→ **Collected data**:

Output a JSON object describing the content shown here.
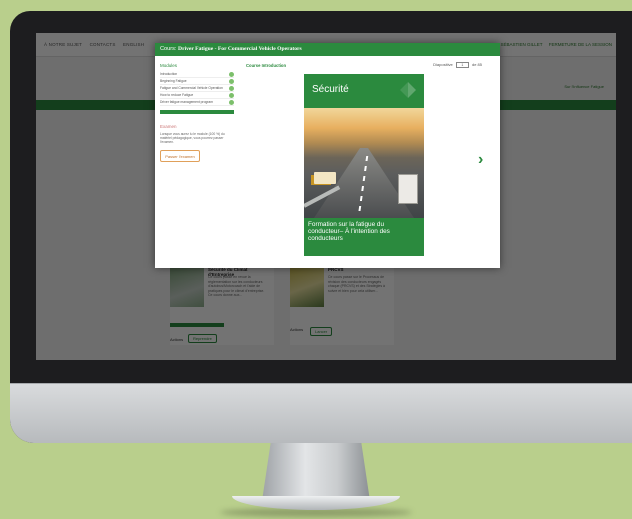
{
  "site": {
    "nav": [
      "À NOTRE SUJET",
      "CONTACTS",
      "ENGLISH"
    ],
    "user": [
      "SÉBASTIEN GILLET",
      "FERMETURE DE LA SESSION"
    ],
    "link": "Sur l'Influence Fatigue"
  },
  "cards": [
    {
      "title": "Sécurité du Climat d'Entreprise",
      "desc": "Ce cours passe en revue la règlementation sur les conducteurs d'autobus/Motorcoach et l'aide de pratiques pour le climat d'entreprise. Ce cours donne aux...",
      "action_label": "Actions",
      "action": "Reprendre"
    },
    {
      "title": "PRCVS",
      "desc": "Ce cours passe sur le Processus de révision des conducteurs engagés chaque (PRCVS) et des Stratégies à suivre et bien pour cela utiliser...",
      "action_label": "Actions",
      "action": "Lancer"
    }
  ],
  "modal": {
    "prefix": "Cours:",
    "title": "Driver Fatigue - For Commercial Vehicle Operators",
    "modules_heading": "Modules",
    "modules": [
      "Introduction",
      "Beginning Fatigue",
      "Fatigue and Commercial Vehicle Operation",
      "How to reduce Fatigue",
      "Driver fatigue management program"
    ],
    "exam_heading": "Examen",
    "exam_text": "Lorsque vous aurez lu le module (100 %) du matériel pédagogique, vous pourrez passer l'examen.",
    "exam_button": "Passer l'examen",
    "content_title": "Course Introduction",
    "pager": {
      "label": "Diapositive",
      "current": "1",
      "of": "de",
      "total": "85"
    },
    "slide": {
      "title": "Sécurité",
      "caption": "Formation sur la fatigue du conducteur– À l'intention des conducteurs"
    }
  },
  "colors": {
    "brand_green": "#2b8a3e",
    "background": "#b9cf8c"
  }
}
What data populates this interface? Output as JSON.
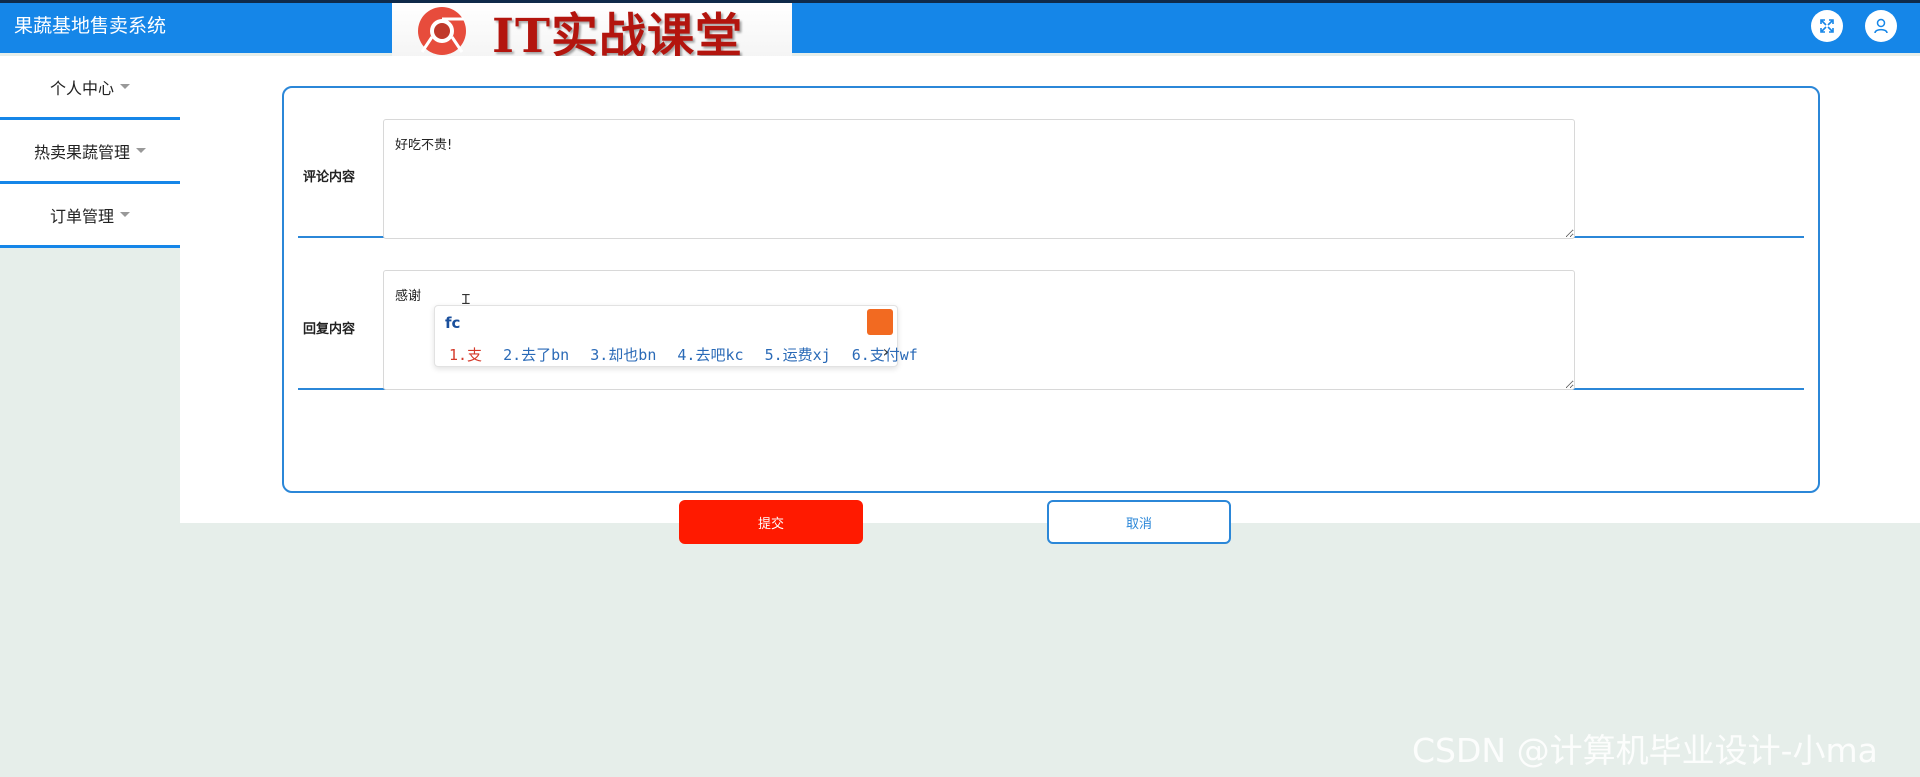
{
  "app": {
    "title": "果蔬基地售卖系统"
  },
  "banner": {
    "text": "IT实战课堂",
    "logo_icon": "chrome-logo-icon"
  },
  "header": {
    "fullscreen_icon": "expand-icon",
    "user_icon": "user-icon"
  },
  "sidebar": {
    "items": [
      {
        "label": "个人中心"
      },
      {
        "label": "热卖果蔬管理"
      },
      {
        "label": "订单管理"
      }
    ]
  },
  "form": {
    "comment": {
      "label": "评论内容",
      "value": "好吃不贵!"
    },
    "reply": {
      "label": "回复内容",
      "value": "感谢"
    },
    "submit_label": "提交",
    "cancel_label": "取消"
  },
  "ime": {
    "input": "fc",
    "candidates": [
      "1.支",
      "2.去了bn",
      "3.却也bn",
      "4.去吧kc",
      "5.运费xj",
      "6.支付wf"
    ],
    "more_icon": "chevron-right-icon"
  },
  "watermark": {
    "text": "CSDN @计算机毕业设计-小ma"
  },
  "colors": {
    "primary": "#1586e8",
    "submit": "#ff1a00",
    "background": "#e6eeea"
  }
}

→ **Stated goal**: Leave out every picture and copy verbatim the lines running from the line containing "What data populates" through the final line of the data.

→ **Solution**:
What data populates this interface? Output as JSON.
{
  "app": {
    "title": "果蔬基地售卖系统"
  },
  "banner": {
    "text": "IT实战课堂",
    "logo_icon": "chrome-logo-icon"
  },
  "header": {
    "fullscreen_icon": "expand-icon",
    "user_icon": "user-icon"
  },
  "sidebar": {
    "items": [
      {
        "label": "个人中心"
      },
      {
        "label": "热卖果蔬管理"
      },
      {
        "label": "订单管理"
      }
    ]
  },
  "form": {
    "comment": {
      "label": "评论内容",
      "value": "好吃不贵!"
    },
    "reply": {
      "label": "回复内容",
      "value": "感谢"
    },
    "submit_label": "提交",
    "cancel_label": "取消"
  },
  "ime": {
    "input": "fc",
    "candidates": [
      "1.支",
      "2.去了bn",
      "3.却也bn",
      "4.去吧kc",
      "5.运费xj",
      "6.支付wf"
    ],
    "more_icon": "chevron-right-icon"
  },
  "watermark": {
    "text": "CSDN @计算机毕业设计-小ma"
  },
  "colors": {
    "primary": "#1586e8",
    "submit": "#ff1a00",
    "background": "#e6eeea"
  }
}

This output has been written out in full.